[Data entries]
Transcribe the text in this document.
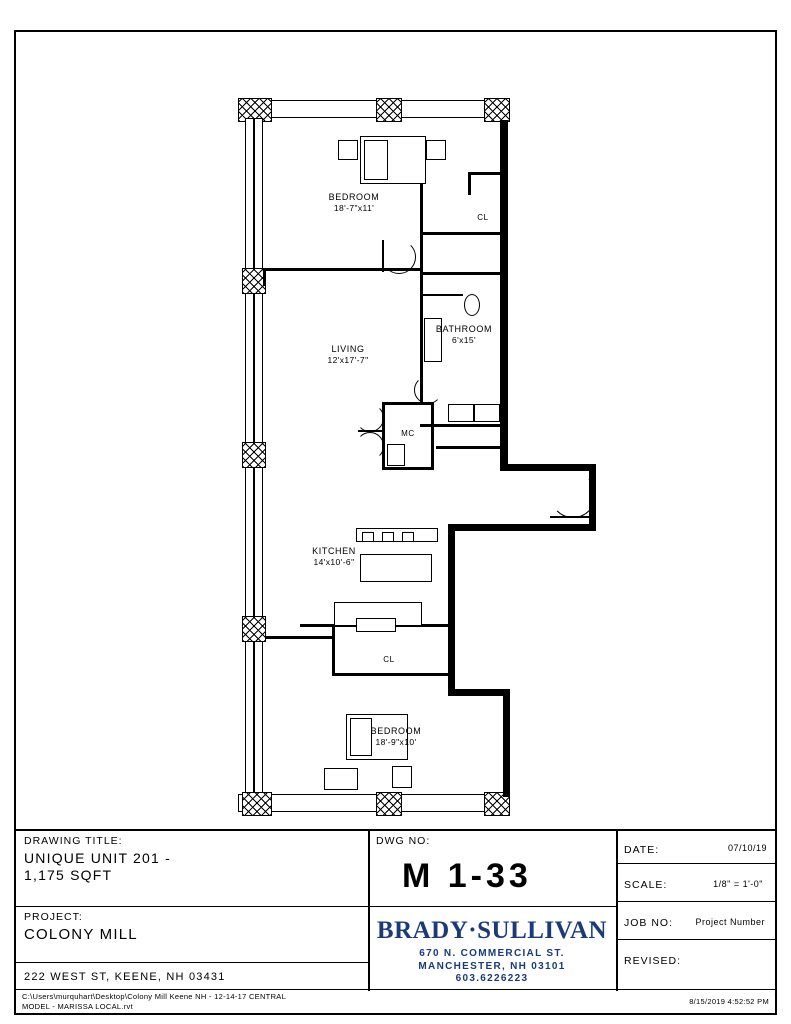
BEDROOM
18'-7"x11'
CL
BATHROOM
6'x15'
LIVING
12'x17'-7"
MC
KITCHEN
14'x10'-6"
CL
BEDROOM
18'-9"x10'
DRAWING TITLE:
UNIQUE UNIT 201 -
1,175 SQFT
PROJECT:
COLONY MILL
222 WEST ST, KEENE, NH 03431
DWG NO:
M 1-33
BRADY·SULLIVAN
670 N. COMMERCIAL ST.
MANCHESTER, NH 03101
603.6226223
DATE:	07/10/19
SCALE:	1/8" = 1'-0"
JOB NO: Project Number
REVISED:
C:\Users\murquhart\Desktop\Colony Mill Keene NH - 12-14-17 CENTRAL
MODEL - MARISSA LOCAL.rvt	8/15/2019 4:52:52 PM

What you have to do: Write out the entries above word for word. Do not include the pictures.

Response:
Transcribe the text in this document.
BEDROOM
18'-7"x11'
CL
BATHROOM
6'x15'
LIVING
12'x17'-7"
MC
KITCHEN
14'x10'-6"
CL
BEDROOM
18'-9"x10'
DRAWING TITLE:
UNIQUE UNIT 201 -
1,175 SQFT
PROJECT:
COLONY MILL
222 WEST ST, KEENE, NH 03431
DWG NO:
M 1-33
BRADY·SULLIVAN
670 N. COMMERCIAL ST.
MANCHESTER, NH 03101
603.6226223
DATE:	07/10/19
SCALE:	1/8" = 1'-0"
JOB NO: Project Number
REVISED:
C:\Users\murquhart\Desktop\Colony Mill Keene NH - 12-14-17 CENTRAL
MODEL - MARISSA LOCAL.rvt	8/15/2019 4:52:52 PM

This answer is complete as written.